**Task statement:**
Search the records for "Download". Copy every line where it appears.

# start of Input material

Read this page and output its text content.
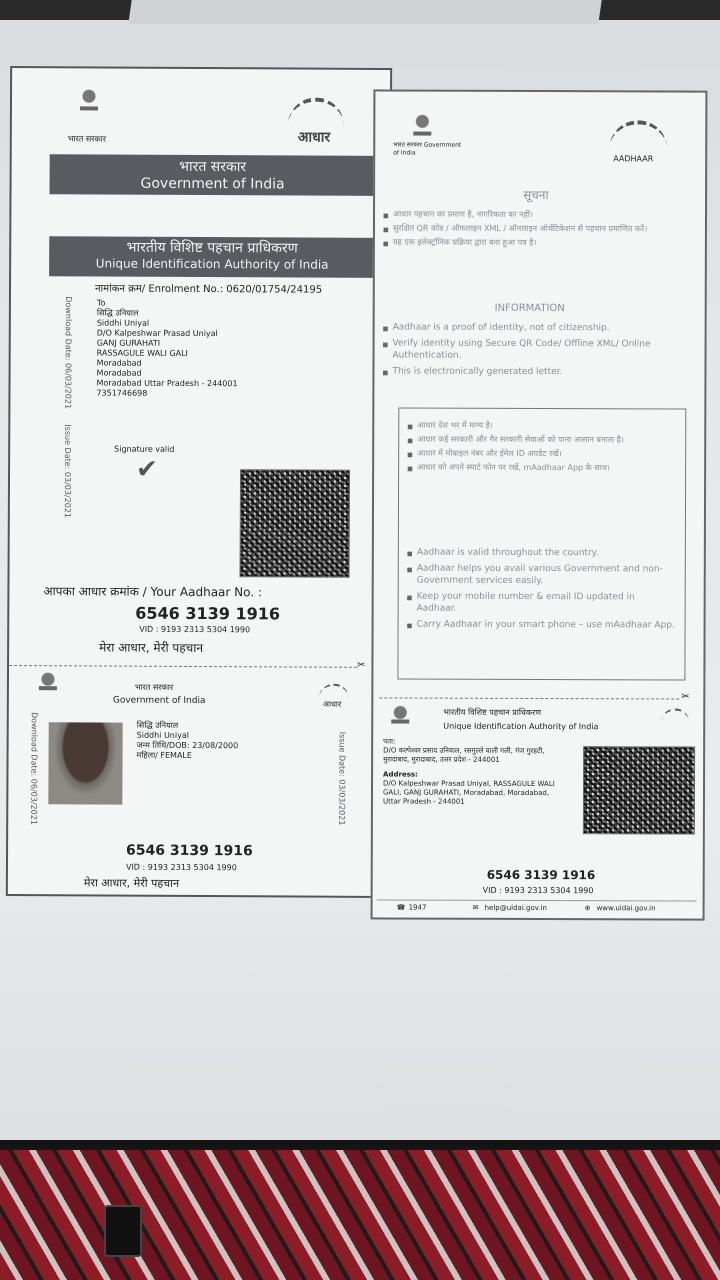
भारत सरकार	आधार
भारत सरकार
Government of India
भारतीय विशिष्ट पहचान प्राधिकरण
Unique Identification Authority of India
नामांकन क्रम/ Enrolment No.: 0620/01754/24195
Download Date: 06/03/2021
Issue Date: 03/03/2021
To
सिद्धि उनियाल
Siddhi Uniyal
D/O Kalpeshwar Prasad Uniyal
GANJ GURAHATI
RASSAGULE WALI GALI
Moradabad
Moradabad
Moradabad Uttar Pradesh - 244001
7351746698
Signature valid
✔
आपका आधार क्रमांक / Your Aadhaar No. :
6546 3139 1916
VID : 9193 2313 5304 1990
मेरा आधार, मेरी पहचान
✂
भारत सरकार
Government of India	आधार
Download Date: 06/03/2021	Issue Date: 03/03/2021
सिद्धि उनियाल
Siddhi Uniyal
जन्म तिथि/DOB: 23/08/2000
महिला/ FEMALE
6546 3139 1916
VID : 9193 2313 5304 1990
मेरा आधार, मेरी पहचान
भारत सरकार Government of India
AADHAAR
सूचना
■ आधार पहचान का प्रमाण है, नागरिकता का नहीं।
■ सुरक्षित QR कोड / ऑफलाइन XML / ऑनलाइन ऑथेंटिकेशन से पहचान प्रमाणित करें।
■ यह एक इलेक्ट्रॉनिक प्रक्रिया द्वारा बना हुआ पत्र है।
INFORMATION
■ Aadhaar is a proof of identity, not of citizenship.
■ Verify identity using Secure QR Code/ Offline XML/ Online Authentication.
■ This is electronically generated letter.
■ आधार देश भर में मान्य है।
■ आधार कई सरकारी और गैर सरकारी सेवाओं को पाना आसान बनाता है।
■ आधार में मोबाइल नंबर और ईमेल ID अपडेट रखें।
■ आधार को अपने स्मार्ट फोन पर रखें, mAadhaar App के साथ।
■ Aadhaar is valid throughout the country.
■ Aadhaar helps you avail various Government and non-Government services easily.
■ Keep your mobile number & email ID updated in Aadhaar.
■ Carry Aadhaar in your smart phone – use mAadhaar App.
✂
भारतीय विशिष्ट पहचान प्राधिकरण
Unique Identification Authority of India
पता:
D/O कल्पेश्वर प्रसाद उनियाल, रसगुल्ले वाली गली, गंज गुरहटी, मुरादाबाद, मुरादाबाद, उत्तर प्रदेश - 244001
Address:
D/O Kalpeshwar Prasad Uniyal, RASSAGULE WALI GALI, GANJ GURAHATI, Moradabad, Moradabad, Uttar Pradesh - 244001
6546 3139 1916
VID : 9193 2313 5304 1990
☎ 1947	✉ help@uidai.gov.in	⊕ www.uidai.gov.in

# end of Input material

**Expected output:**
Download Date: 06/03/2021
Download Date: 06/03/2021	Issue Date: 03/03/2021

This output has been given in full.